** start of MATERIAL FOR THIS TASK **

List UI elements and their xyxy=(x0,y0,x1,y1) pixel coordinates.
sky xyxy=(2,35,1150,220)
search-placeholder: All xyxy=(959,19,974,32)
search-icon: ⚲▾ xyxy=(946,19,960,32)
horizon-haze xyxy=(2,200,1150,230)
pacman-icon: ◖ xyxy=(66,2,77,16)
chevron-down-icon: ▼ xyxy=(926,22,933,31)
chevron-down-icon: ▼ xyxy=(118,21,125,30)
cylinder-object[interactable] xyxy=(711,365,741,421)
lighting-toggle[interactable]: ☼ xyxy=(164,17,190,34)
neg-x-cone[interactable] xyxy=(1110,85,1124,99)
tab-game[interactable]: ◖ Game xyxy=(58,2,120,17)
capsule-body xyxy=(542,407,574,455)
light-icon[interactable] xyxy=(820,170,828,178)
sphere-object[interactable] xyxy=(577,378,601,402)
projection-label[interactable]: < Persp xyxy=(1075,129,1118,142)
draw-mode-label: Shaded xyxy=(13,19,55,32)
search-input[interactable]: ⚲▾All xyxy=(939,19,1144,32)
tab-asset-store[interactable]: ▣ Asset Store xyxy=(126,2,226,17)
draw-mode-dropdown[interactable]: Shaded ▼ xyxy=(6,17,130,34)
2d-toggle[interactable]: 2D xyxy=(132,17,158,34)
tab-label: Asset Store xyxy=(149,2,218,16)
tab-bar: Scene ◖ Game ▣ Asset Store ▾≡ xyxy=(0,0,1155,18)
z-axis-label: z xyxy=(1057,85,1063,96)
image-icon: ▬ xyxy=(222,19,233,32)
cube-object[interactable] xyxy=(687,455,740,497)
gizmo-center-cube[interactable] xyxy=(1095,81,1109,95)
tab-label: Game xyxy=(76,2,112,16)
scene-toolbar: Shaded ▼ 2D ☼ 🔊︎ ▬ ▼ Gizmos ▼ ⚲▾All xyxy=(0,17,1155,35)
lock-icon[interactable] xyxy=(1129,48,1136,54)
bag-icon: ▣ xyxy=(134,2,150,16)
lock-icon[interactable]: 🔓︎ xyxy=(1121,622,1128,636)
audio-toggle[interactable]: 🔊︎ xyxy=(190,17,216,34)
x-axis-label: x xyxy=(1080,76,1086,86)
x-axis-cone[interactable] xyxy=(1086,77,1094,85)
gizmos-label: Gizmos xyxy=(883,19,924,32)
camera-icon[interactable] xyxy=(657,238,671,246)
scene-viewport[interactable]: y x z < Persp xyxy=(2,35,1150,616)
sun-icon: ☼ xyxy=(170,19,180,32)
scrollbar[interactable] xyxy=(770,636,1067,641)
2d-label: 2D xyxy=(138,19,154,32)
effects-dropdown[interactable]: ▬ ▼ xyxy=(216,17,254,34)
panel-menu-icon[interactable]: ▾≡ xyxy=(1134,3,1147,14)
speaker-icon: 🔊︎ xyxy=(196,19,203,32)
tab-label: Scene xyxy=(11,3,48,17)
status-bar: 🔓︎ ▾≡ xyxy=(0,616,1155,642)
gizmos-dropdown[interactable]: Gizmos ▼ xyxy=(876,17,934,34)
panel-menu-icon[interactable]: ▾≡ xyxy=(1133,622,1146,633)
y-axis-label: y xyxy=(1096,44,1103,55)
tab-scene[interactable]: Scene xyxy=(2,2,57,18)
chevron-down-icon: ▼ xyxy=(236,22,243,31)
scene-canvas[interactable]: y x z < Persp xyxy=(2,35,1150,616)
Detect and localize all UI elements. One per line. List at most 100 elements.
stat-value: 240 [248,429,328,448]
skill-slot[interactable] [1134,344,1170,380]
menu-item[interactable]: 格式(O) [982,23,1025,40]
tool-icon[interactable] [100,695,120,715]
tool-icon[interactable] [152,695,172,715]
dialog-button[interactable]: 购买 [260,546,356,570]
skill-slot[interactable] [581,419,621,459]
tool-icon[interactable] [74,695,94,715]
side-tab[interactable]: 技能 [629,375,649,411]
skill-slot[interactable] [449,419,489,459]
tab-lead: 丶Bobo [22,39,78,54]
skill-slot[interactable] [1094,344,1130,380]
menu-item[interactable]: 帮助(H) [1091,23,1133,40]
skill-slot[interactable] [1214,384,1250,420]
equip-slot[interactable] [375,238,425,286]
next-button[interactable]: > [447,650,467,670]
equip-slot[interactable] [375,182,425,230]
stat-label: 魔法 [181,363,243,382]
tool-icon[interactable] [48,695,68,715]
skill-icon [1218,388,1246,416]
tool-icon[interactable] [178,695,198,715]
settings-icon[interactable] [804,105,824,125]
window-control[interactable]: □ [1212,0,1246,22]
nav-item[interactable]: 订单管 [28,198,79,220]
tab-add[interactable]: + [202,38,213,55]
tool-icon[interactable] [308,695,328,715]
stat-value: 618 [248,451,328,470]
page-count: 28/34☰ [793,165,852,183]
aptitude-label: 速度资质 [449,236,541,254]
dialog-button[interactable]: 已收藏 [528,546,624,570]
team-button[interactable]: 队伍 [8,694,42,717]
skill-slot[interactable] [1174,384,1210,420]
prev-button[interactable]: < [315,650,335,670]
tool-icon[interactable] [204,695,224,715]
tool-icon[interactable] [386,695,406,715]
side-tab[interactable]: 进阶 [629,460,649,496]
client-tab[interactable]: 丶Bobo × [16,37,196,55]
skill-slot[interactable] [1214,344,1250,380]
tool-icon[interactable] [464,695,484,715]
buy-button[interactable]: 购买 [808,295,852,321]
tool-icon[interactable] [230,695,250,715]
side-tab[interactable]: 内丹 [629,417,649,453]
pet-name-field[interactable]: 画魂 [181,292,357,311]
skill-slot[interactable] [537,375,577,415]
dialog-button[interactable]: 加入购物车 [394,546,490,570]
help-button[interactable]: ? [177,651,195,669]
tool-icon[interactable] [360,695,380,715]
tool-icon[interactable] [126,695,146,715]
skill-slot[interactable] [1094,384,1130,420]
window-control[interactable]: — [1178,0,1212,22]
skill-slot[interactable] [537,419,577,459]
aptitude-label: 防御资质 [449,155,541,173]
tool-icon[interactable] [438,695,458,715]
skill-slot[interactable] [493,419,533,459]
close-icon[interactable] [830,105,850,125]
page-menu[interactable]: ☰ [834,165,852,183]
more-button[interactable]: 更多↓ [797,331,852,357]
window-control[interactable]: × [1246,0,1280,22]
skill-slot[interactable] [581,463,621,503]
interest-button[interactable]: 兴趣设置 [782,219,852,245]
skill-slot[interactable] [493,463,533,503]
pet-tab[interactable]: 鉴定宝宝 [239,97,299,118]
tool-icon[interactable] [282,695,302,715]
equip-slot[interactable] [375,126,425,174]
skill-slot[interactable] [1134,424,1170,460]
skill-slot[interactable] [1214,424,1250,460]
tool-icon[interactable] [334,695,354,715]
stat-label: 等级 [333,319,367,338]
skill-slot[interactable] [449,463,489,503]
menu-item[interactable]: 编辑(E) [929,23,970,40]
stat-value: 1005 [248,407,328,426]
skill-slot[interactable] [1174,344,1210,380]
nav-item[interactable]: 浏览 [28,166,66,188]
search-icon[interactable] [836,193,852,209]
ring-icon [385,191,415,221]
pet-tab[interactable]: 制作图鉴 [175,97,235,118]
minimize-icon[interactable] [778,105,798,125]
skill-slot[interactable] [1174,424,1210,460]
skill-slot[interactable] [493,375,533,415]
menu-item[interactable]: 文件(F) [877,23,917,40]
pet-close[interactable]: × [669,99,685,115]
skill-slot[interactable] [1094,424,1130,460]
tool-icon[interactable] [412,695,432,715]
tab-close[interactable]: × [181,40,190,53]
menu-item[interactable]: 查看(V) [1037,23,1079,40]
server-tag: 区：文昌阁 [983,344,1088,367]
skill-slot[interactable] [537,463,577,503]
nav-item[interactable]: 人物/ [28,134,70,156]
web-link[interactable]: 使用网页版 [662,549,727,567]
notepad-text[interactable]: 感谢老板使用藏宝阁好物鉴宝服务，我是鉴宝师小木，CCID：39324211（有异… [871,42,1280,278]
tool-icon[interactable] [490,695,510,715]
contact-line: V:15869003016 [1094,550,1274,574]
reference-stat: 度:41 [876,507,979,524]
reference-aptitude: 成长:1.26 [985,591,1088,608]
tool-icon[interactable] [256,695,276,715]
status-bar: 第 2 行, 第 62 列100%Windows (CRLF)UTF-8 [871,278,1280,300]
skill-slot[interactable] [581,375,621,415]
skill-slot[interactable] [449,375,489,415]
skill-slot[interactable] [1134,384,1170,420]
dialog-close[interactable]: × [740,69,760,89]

** end of MATERIAL FOR THIS TASK **

**DIRECTIVE:** Return word for word the lines from the first one above through the line containing "2d-toggle[interactable]: 2D xyxy=(132,17,158,34)", including both.

**ANSWER IN FULL:**
List UI elements and their xyxy=(x0,y0,x1,y1) pixel coordinates.
sky xyxy=(2,35,1150,220)
search-placeholder: All xyxy=(959,19,974,32)
search-icon: ⚲▾ xyxy=(946,19,960,32)
horizon-haze xyxy=(2,200,1150,230)
pacman-icon: ◖ xyxy=(66,2,77,16)
chevron-down-icon: ▼ xyxy=(926,22,933,31)
chevron-down-icon: ▼ xyxy=(118,21,125,30)
cylinder-object[interactable] xyxy=(711,365,741,421)
lighting-toggle[interactable]: ☼ xyxy=(164,17,190,34)
neg-x-cone[interactable] xyxy=(1110,85,1124,99)
tab-game[interactable]: ◖ Game xyxy=(58,2,120,17)
capsule-body xyxy=(542,407,574,455)
light-icon[interactable] xyxy=(820,170,828,178)
sphere-object[interactable] xyxy=(577,378,601,402)
projection-label[interactable]: < Persp xyxy=(1075,129,1118,142)
draw-mode-label: Shaded xyxy=(13,19,55,32)
search-input[interactable]: ⚲▾All xyxy=(939,19,1144,32)
tab-asset-store[interactable]: ▣ Asset Store xyxy=(126,2,226,17)
draw-mode-dropdown[interactable]: Shaded ▼ xyxy=(6,17,130,34)
2d-toggle[interactable]: 2D xyxy=(132,17,158,34)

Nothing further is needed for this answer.